**Task requirements**: Reproduce all the lines exactly as they stand, apart from the pictures.

**Data listing**:
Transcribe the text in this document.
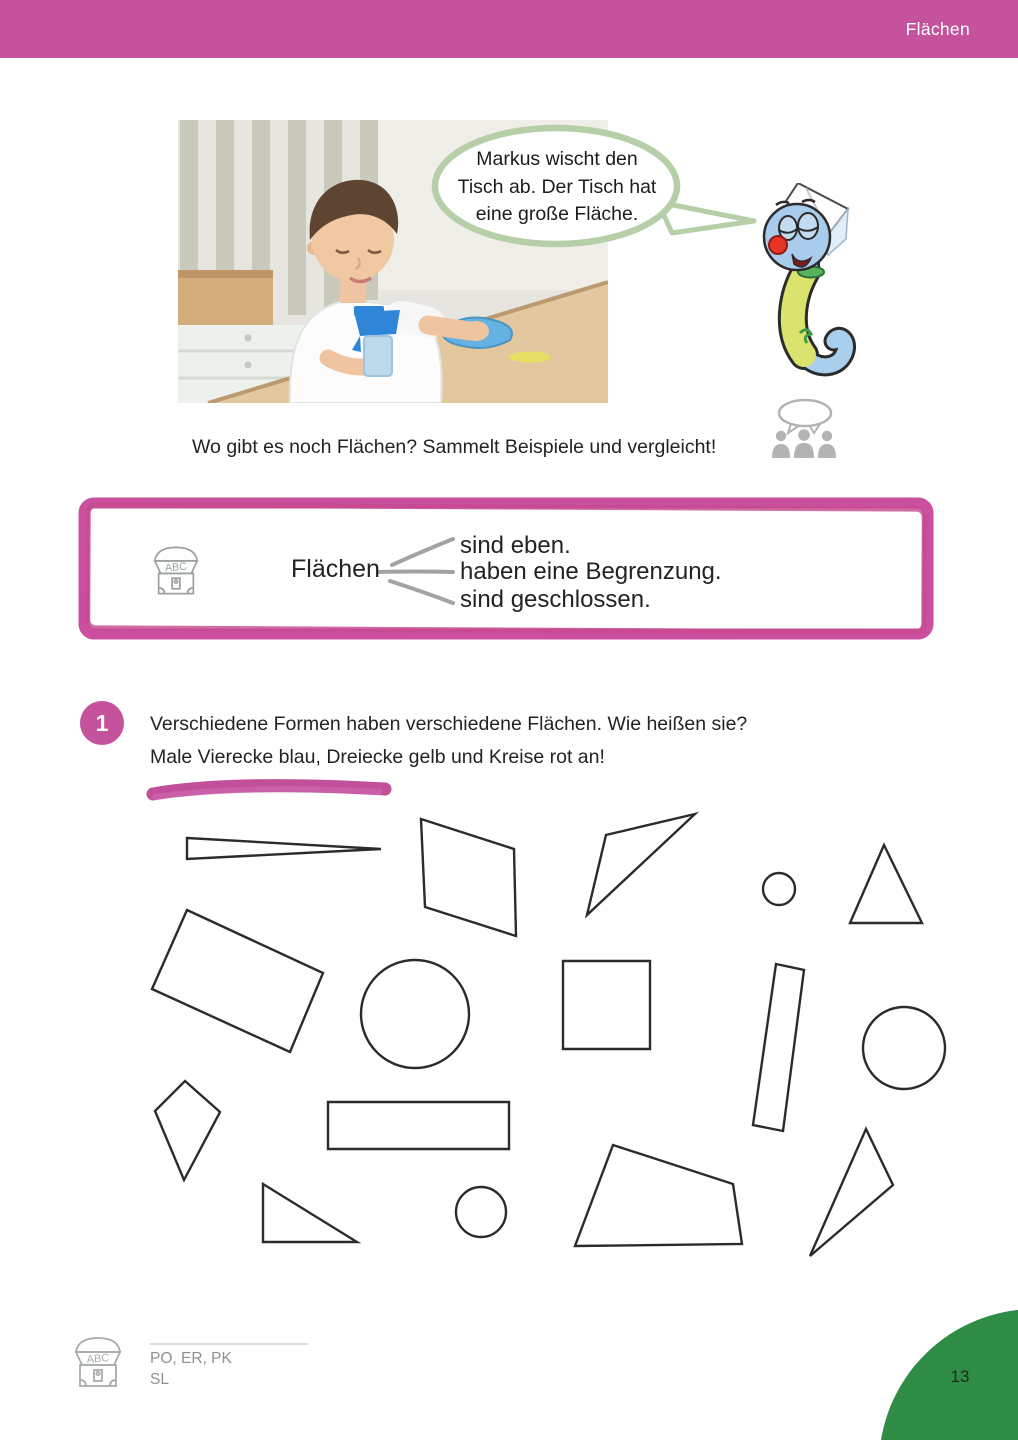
Flächen
Markus wischt den
Tisch ab. Der Tisch hat
eine große Fläche.
Wo gibt es noch Flächen? Sammelt Beispiele und vergleicht!
ABC	Flächen
sind eben.
haben eine Begrenzung.
sind geschlossen.
1	Verschiedene Formen haben verschiedene Flächen. Wie heißen sie?
Male Vierecke blau, Dreiecke gelb und Kreise rot an!
ABC	PO, ER, PK
SL	13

**Exercise response**:
Transcribe the text in this document.
Flächen
Markus wischt den
Tisch ab. Der Tisch hat
eine große Fläche.
Wo gibt es noch Flächen? Sammelt Beispiele und vergleicht!
ABC	Flächen
sind eben.
haben eine Begrenzung.
sind geschlossen.
1	Verschiedene Formen haben verschiedene Flächen. Wie heißen sie?
Male Vierecke blau, Dreiecke gelb und Kreise rot an!
ABC	PO, ER, PK
SL	13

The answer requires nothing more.